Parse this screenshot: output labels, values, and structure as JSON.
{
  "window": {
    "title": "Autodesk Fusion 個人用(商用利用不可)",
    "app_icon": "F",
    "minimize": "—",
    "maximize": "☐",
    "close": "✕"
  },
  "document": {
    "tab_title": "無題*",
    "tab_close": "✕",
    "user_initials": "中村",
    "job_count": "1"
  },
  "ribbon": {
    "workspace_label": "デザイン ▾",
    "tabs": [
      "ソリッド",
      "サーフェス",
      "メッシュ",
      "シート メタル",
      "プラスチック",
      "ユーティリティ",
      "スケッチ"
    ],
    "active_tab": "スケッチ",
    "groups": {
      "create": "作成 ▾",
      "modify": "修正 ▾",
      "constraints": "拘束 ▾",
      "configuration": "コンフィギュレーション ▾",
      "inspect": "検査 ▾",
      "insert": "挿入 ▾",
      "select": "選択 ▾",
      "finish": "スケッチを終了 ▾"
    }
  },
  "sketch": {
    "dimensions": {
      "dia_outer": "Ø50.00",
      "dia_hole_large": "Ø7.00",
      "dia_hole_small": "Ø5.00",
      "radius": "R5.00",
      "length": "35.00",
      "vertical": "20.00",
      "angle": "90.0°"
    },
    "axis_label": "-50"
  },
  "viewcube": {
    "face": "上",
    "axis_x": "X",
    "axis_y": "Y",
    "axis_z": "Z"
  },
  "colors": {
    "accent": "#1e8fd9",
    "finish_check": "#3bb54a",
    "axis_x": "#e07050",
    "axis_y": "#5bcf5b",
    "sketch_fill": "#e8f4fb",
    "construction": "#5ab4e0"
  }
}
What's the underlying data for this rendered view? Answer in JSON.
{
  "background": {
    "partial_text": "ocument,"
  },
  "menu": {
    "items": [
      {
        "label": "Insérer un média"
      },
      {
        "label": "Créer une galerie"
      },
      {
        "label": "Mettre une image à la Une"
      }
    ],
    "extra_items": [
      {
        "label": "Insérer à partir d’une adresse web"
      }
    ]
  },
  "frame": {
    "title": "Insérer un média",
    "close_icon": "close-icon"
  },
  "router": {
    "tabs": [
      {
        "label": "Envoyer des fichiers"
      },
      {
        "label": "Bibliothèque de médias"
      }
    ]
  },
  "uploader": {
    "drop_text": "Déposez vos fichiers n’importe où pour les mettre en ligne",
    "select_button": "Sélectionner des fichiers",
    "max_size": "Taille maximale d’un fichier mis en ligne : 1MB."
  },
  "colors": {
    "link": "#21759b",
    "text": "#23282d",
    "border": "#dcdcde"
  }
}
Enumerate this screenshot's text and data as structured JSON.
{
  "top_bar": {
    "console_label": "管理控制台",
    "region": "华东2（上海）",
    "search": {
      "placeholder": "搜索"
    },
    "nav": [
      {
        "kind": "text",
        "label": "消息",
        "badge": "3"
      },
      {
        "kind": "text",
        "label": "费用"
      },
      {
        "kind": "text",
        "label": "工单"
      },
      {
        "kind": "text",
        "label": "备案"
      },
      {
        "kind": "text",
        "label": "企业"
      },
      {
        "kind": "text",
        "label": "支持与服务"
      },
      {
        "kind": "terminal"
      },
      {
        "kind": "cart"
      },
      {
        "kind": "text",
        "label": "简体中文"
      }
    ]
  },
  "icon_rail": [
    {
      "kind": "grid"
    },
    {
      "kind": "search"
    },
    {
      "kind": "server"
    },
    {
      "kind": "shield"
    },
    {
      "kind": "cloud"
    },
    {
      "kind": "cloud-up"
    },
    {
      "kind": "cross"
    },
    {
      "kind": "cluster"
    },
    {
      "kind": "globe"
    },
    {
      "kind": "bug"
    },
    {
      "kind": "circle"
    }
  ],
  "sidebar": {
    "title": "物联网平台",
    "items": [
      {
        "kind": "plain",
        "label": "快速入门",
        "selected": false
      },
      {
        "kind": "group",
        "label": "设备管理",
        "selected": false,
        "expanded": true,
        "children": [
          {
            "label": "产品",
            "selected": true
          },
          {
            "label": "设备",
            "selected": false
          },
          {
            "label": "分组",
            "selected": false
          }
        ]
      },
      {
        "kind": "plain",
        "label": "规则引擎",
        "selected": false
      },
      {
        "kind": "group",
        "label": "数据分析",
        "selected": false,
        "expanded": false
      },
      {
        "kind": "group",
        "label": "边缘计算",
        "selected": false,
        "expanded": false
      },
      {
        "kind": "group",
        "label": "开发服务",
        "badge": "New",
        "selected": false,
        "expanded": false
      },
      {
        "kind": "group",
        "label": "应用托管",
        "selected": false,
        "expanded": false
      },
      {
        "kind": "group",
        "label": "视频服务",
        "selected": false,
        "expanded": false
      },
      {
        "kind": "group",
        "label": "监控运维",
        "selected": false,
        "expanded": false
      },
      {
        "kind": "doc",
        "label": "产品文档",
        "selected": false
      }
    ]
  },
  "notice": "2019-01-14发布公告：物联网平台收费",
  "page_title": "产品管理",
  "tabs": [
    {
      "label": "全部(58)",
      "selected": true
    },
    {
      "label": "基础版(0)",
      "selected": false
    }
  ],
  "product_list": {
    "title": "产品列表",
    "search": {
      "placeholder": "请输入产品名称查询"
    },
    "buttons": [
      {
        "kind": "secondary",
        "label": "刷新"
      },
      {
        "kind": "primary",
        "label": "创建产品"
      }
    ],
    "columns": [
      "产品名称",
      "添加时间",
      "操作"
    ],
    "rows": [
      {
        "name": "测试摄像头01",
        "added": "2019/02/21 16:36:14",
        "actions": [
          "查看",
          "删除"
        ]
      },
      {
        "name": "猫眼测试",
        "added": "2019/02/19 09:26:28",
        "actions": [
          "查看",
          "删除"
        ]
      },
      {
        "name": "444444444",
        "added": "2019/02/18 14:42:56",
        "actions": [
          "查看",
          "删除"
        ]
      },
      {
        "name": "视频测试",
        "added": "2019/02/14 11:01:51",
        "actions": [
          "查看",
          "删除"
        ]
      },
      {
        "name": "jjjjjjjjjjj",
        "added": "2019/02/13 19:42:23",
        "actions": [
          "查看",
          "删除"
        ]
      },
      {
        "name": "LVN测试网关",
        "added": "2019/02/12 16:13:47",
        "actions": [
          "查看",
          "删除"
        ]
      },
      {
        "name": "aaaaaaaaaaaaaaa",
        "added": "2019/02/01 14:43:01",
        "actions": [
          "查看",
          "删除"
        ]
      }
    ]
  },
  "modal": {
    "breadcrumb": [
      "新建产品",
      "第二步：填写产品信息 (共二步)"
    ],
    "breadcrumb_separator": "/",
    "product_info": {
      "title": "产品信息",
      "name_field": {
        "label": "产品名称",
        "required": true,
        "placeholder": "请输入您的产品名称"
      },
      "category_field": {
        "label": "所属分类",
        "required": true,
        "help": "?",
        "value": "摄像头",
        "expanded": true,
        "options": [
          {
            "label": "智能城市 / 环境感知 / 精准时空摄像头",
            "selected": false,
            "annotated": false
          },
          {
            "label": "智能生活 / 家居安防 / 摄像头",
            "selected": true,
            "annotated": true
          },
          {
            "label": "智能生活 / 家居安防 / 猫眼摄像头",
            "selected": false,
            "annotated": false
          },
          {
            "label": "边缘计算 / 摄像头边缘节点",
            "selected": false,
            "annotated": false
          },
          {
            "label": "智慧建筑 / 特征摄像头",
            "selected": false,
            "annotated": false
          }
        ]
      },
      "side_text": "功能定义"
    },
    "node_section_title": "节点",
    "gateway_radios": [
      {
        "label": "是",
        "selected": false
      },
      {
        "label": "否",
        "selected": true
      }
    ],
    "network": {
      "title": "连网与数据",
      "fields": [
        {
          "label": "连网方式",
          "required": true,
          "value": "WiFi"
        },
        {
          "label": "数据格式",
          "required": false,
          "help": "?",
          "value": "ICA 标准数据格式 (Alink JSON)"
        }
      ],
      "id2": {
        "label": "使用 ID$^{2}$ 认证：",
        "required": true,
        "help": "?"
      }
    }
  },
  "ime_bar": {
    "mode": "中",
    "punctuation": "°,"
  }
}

Goal
Gather up every line from the listing above in which the word "data" occurs.

Output
What's the underlying data for this rendered view? Answer in JSON.
Enumerate this screenshot's text and data as structured JSON.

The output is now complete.